THE PROBLEM - Return all the data below as it stands, minus the pictures.

RECORDS FOR THIS TASK -
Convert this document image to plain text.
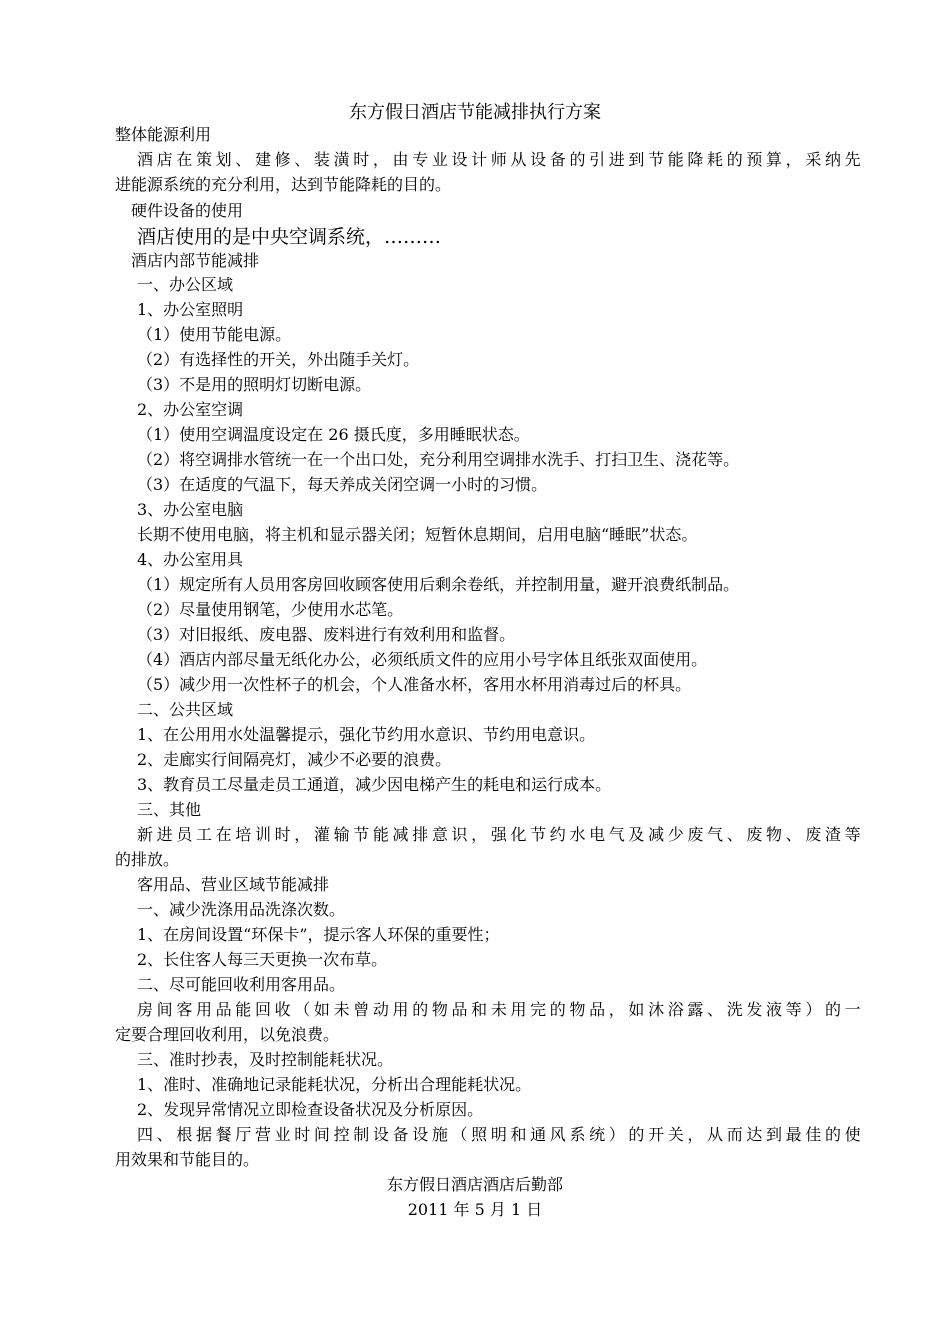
东方假日酒店节能减排执行方案
整体能源利用
酒 店 在 策 划 、 建 修 、 装 潢 时 ， 由 专 业 设 计 师 从 设 备 的 引 进 到 节 能 降 耗 的 预 算 ， 采 纳 先
进能源系统的充分利用，达到节能降耗的目的。
硬件设备的使用
酒店使用的是中央空调系统，………
酒店内部节能减排
一、办公区域
1、办公室照明
（1）使用节能电源。
（2）有选择性的开关，外出随手关灯。
（3）不是用的照明灯切断电源。
2、办公室空调
（1）使用空调温度设定在 26 摄氏度，多用睡眠状态。
（2）将空调排水管统一在一个出口处，充分利用空调排水洗手、打扫卫生、浇花等。
（3）在适度的气温下，每天养成关闭空调一小时的习惯。
3、办公室电脑
长期不使用电脑，将主机和显示器关闭；短暂休息期间，启用电脑“睡眠”状态。
4、办公室用具
（1）规定所有人员用客房回收顾客使用后剩余卷纸，并控制用量，避开浪费纸制品。
（2）尽量使用钢笔，少使用水芯笔。
（3）对旧报纸、废电器、废料进行有效利用和监督。
（4）酒店内部尽量无纸化办公，必须纸质文件的应用小号字体且纸张双面使用。
（5）减少用一次性杯子的机会，个人准备水杯，客用水杯用消毒过后的杯具。
二、公共区域
1、在公用用水处温馨提示，强化节约用水意识、节约用电意识。
2、走廊实行间隔亮灯，减少不必要的浪费。
3、教育员工尽量走员工通道，减少因电梯产生的耗电和运行成本。
三、其他
新 进 员 工 在 培 训 时 ， 灌 输 节 能 减 排 意 识 ， 强 化 节 约 水 电 气 及 减 少 废 气 、 废 物 、 废 渣 等
的排放。
客用品、营业区域节能减排
一、减少洗涤用品洗涤次数。
1、在房间设置“环保卡”，提示客人环保的重要性；
2、长住客人每三天更换一次布草。
二、尽可能回收利用客用品。
房 间 客 用 品 能 回 收 （ 如 未 曾 动 用 的 物 品 和 未 用 完 的 物 品 ， 如 沐 浴 露 、 洗 发 液 等 ） 的 一
定要合理回收利用，以免浪费。
三、准时抄表，及时控制能耗状况。
1、准时、准确地记录能耗状况，分析出合理能耗状况。
2、发现异常情况立即检查设备状况及分析原因。
四 、 根 据 餐 厅 营 业 时 间 控 制 设 备 设 施 （ 照 明 和 通 风 系 统 ） 的 开 关 ， 从 而 达 到 最 佳 的 使
用效果和节能目的。
东方假日酒店酒店后勤部
2011 年 5 月 1 日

RESULT -
Convert this document image to plain text.
东方假日酒店节能减排执行方案
整体能源利用
酒 店 在 策 划 、 建 修 、 装 潢 时 ， 由 专 业 设 计 师 从 设 备 的 引 进 到 节 能 降 耗 的 预 算 ， 采 纳 先
进能源系统的充分利用，达到节能降耗的目的。
硬件设备的使用
酒店使用的是中央空调系统，………
酒店内部节能减排
一、办公区域
1、办公室照明
（1）使用节能电源。
（2）有选择性的开关，外出随手关灯。
（3）不是用的照明灯切断电源。
2、办公室空调
（1）使用空调温度设定在 26 摄氏度，多用睡眠状态。
（2）将空调排水管统一在一个出口处，充分利用空调排水洗手、打扫卫生、浇花等。
（3）在适度的气温下，每天养成关闭空调一小时的习惯。
3、办公室电脑
长期不使用电脑，将主机和显示器关闭；短暂休息期间，启用电脑“睡眠”状态。
4、办公室用具
（1）规定所有人员用客房回收顾客使用后剩余卷纸，并控制用量，避开浪费纸制品。
（2）尽量使用钢笔，少使用水芯笔。
（3）对旧报纸、废电器、废料进行有效利用和监督。
（4）酒店内部尽量无纸化办公，必须纸质文件的应用小号字体且纸张双面使用。
（5）减少用一次性杯子的机会，个人准备水杯，客用水杯用消毒过后的杯具。
二、公共区域
1、在公用用水处温馨提示，强化节约用水意识、节约用电意识。
2、走廊实行间隔亮灯，减少不必要的浪费。
3、教育员工尽量走员工通道，减少因电梯产生的耗电和运行成本。
三、其他
新 进 员 工 在 培 训 时 ， 灌 输 节 能 减 排 意 识 ， 强 化 节 约 水 电 气 及 减 少 废 气 、 废 物 、 废 渣 等
的排放。
客用品、营业区域节能减排
一、减少洗涤用品洗涤次数。
1、在房间设置“环保卡”，提示客人环保的重要性；
2、长住客人每三天更换一次布草。
二、尽可能回收利用客用品。
房 间 客 用 品 能 回 收 （ 如 未 曾 动 用 的 物 品 和 未 用 完 的 物 品 ， 如 沐 浴 露 、 洗 发 液 等 ） 的 一
定要合理回收利用，以免浪费。
三、准时抄表，及时控制能耗状况。
1、准时、准确地记录能耗状况，分析出合理能耗状况。
2、发现异常情况立即检查设备状况及分析原因。
四 、 根 据 餐 厅 营 业 时 间 控 制 设 备 设 施 （ 照 明 和 通 风 系 统 ） 的 开 关 ， 从 而 达 到 最 佳 的 使
用效果和节能目的。
东方假日酒店酒店后勤部
2011 年 5 月 1 日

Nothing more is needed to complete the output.